• What to produce: Copy each line below without leaving any out.

• Input rows:
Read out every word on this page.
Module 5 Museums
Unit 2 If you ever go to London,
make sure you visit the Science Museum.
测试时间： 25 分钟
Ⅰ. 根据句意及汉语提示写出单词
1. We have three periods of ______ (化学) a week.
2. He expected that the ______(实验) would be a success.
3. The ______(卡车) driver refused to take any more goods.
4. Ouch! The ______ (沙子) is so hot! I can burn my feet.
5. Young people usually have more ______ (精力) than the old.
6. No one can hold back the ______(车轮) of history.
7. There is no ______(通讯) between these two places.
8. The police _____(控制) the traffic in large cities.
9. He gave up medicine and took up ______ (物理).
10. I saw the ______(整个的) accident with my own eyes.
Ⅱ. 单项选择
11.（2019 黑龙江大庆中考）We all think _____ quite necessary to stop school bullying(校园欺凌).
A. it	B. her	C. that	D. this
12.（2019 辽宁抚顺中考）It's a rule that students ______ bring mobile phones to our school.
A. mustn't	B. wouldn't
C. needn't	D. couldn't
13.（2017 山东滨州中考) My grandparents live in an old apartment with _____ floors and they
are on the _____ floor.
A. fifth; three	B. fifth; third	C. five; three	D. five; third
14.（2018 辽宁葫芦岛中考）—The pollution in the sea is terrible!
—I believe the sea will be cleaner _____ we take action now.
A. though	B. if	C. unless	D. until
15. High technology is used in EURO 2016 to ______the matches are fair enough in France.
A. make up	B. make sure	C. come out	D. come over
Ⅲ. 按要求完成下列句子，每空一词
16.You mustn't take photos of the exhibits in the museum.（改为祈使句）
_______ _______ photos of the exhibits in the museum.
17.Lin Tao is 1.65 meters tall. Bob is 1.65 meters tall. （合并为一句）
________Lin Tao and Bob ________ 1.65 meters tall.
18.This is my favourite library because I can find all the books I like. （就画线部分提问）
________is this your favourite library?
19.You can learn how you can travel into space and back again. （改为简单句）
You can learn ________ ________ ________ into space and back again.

• Answer for the task:
Read out every word on this page.
Module 5 Museums
Unit 2 If you ever go to London,
make sure you visit the Science Museum.
测试时间： 25 分钟
Ⅰ. 根据句意及汉语提示写出单词
1. We have three periods of ______ (化学) a week.
2. He expected that the ______(实验) would be a success.
3. The ______(卡车) driver refused to take any more goods.
4. Ouch! The ______ (沙子) is so hot! I can burn my feet.
5. Young people usually have more ______ (精力) than the old.
6. No one can hold back the ______(车轮) of history.
7. There is no ______(通讯) between these two places.
8. The police _____(控制) the traffic in large cities.
9. He gave up medicine and took up ______ (物理).
10. I saw the ______(整个的) accident with my own eyes.
Ⅱ. 单项选择
11.（2019 黑龙江大庆中考）We all think _____ quite necessary to stop school bullying(校园欺凌).
A. it	B. her	C. that	D. this
12.（2019 辽宁抚顺中考）It's a rule that students ______ bring mobile phones to our school.
A. mustn't	B. wouldn't
C. needn't	D. couldn't
13.（2017 山东滨州中考) My grandparents live in an old apartment with _____ floors and they
are on the _____ floor.
A. fifth; three	B. fifth; third	C. five; three	D. five; third
14.（2018 辽宁葫芦岛中考）—The pollution in the sea is terrible!
—I believe the sea will be cleaner _____ we take action now.
A. though	B. if	C. unless	D. until
15. High technology is used in EURO 2016 to ______the matches are fair enough in France.
A. make up	B. make sure	C. come out	D. come over
Ⅲ. 按要求完成下列句子，每空一词
16.You mustn't take photos of the exhibits in the museum.（改为祈使句）
_______ _______ photos of the exhibits in the museum.
17.Lin Tao is 1.65 meters tall. Bob is 1.65 meters tall. （合并为一句）
________Lin Tao and Bob ________ 1.65 meters tall.
18.This is my favourite library because I can find all the books I like. （就画线部分提问）
________is this your favourite library?
19.You can learn how you can travel into space and back again. （改为简单句）
You can learn ________ ________ ________ into space and back again.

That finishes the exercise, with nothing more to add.